* Begin *
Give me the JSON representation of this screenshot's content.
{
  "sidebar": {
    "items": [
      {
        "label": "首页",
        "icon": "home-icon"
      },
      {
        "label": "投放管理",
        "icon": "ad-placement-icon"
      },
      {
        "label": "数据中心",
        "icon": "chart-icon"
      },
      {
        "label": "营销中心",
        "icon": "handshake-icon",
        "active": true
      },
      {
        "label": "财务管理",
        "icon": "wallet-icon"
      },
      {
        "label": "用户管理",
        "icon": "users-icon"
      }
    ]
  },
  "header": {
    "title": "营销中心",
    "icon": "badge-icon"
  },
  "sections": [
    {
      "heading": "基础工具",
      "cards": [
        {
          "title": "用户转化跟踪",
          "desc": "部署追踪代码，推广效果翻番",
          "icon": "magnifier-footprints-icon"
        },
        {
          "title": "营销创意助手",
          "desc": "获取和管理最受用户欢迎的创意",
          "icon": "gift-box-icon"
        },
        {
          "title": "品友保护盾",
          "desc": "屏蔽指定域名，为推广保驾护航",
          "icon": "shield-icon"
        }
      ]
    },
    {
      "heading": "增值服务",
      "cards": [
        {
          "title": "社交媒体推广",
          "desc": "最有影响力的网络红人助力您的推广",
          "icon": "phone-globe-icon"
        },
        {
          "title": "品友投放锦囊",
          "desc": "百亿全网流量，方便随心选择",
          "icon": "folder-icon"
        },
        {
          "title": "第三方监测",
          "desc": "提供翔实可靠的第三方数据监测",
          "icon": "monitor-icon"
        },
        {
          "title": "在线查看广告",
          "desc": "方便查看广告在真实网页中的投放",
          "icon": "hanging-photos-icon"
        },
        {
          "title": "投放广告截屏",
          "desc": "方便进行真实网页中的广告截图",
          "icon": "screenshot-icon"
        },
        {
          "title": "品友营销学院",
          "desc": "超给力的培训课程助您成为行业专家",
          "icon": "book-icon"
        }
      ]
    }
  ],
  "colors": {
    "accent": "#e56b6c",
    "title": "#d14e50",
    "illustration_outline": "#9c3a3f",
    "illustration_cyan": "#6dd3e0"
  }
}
* End *
Every entry must be retyped in full, exactly as given.

FINISHED ANSWER -
Give me the JSON representation of this screenshot's content.
{
  "sidebar": {
    "items": [
      {
        "label": "首页",
        "icon": "home-icon"
      },
      {
        "label": "投放管理",
        "icon": "ad-placement-icon"
      },
      {
        "label": "数据中心",
        "icon": "chart-icon"
      },
      {
        "label": "营销中心",
        "icon": "handshake-icon",
        "active": true
      },
      {
        "label": "财务管理",
        "icon": "wallet-icon"
      },
      {
        "label": "用户管理",
        "icon": "users-icon"
      }
    ]
  },
  "header": {
    "title": "营销中心",
    "icon": "badge-icon"
  },
  "sections": [
    {
      "heading": "基础工具",
      "cards": [
        {
          "title": "用户转化跟踪",
          "desc": "部署追踪代码，推广效果翻番",
          "icon": "magnifier-footprints-icon"
        },
        {
          "title": "营销创意助手",
          "desc": "获取和管理最受用户欢迎的创意",
          "icon": "gift-box-icon"
        },
        {
          "title": "品友保护盾",
          "desc": "屏蔽指定域名，为推广保驾护航",
          "icon": "shield-icon"
        }
      ]
    },
    {
      "heading": "增值服务",
      "cards": [
        {
          "title": "社交媒体推广",
          "desc": "最有影响力的网络红人助力您的推广",
          "icon": "phone-globe-icon"
        },
        {
          "title": "品友投放锦囊",
          "desc": "百亿全网流量，方便随心选择",
          "icon": "folder-icon"
        },
        {
          "title": "第三方监测",
          "desc": "提供翔实可靠的第三方数据监测",
          "icon": "monitor-icon"
        },
        {
          "title": "在线查看广告",
          "desc": "方便查看广告在真实网页中的投放",
          "icon": "hanging-photos-icon"
        },
        {
          "title": "投放广告截屏",
          "desc": "方便进行真实网页中的广告截图",
          "icon": "screenshot-icon"
        },
        {
          "title": "品友营销学院",
          "desc": "超给力的培训课程助您成为行业专家",
          "icon": "book-icon"
        }
      ]
    }
  ],
  "colors": {
    "accent": "#e56b6c",
    "title": "#d14e50",
    "illustration_outline": "#9c3a3f",
    "illustration_cyan": "#6dd3e0"
  }
}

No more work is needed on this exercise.